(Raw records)
---+---

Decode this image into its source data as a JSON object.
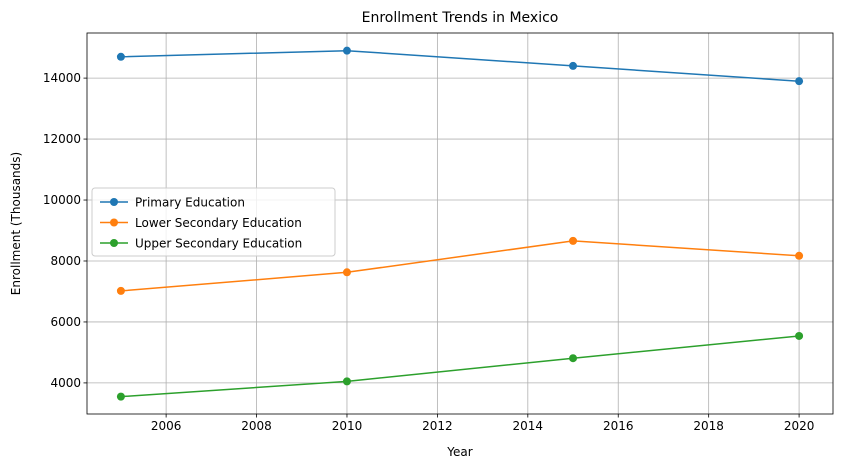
{
  "chart_data": {
    "type": "line",
    "title": "Enrollment Trends in Mexico",
    "xlabel": "Year",
    "ylabel": "Enrollment (Thousands)",
    "x": [
      2005,
      2010,
      2015,
      2020
    ],
    "xlim": [
      2004.25,
      2020.75
    ],
    "ylim": [
      2980,
      15480
    ],
    "xticks": [
      2006,
      2008,
      2010,
      2012,
      2014,
      2016,
      2018,
      2020
    ],
    "yticks": [
      4000,
      6000,
      8000,
      10000,
      12000,
      14000
    ],
    "grid": true,
    "legend_position": "center-left",
    "series": [
      {
        "name": "Primary Education",
        "color": "#1f77b4",
        "values": [
          14700,
          14900,
          14400,
          13900
        ]
      },
      {
        "name": "Lower Secondary Education",
        "color": "#ff7f0e",
        "values": [
          7020,
          7630,
          8660,
          8170
        ]
      },
      {
        "name": "Upper Secondary Education",
        "color": "#2ca02c",
        "values": [
          3550,
          4050,
          4810,
          5540
        ]
      }
    ]
  }
}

---+---

▶ _TASK PROMPT_: From the records above, copy every line that holds the word "Education".

▶ _TASK ANSWER_:
        "name": "Primary Education",
        "name": "Lower Secondary Education",
        "name": "Upper Secondary Education",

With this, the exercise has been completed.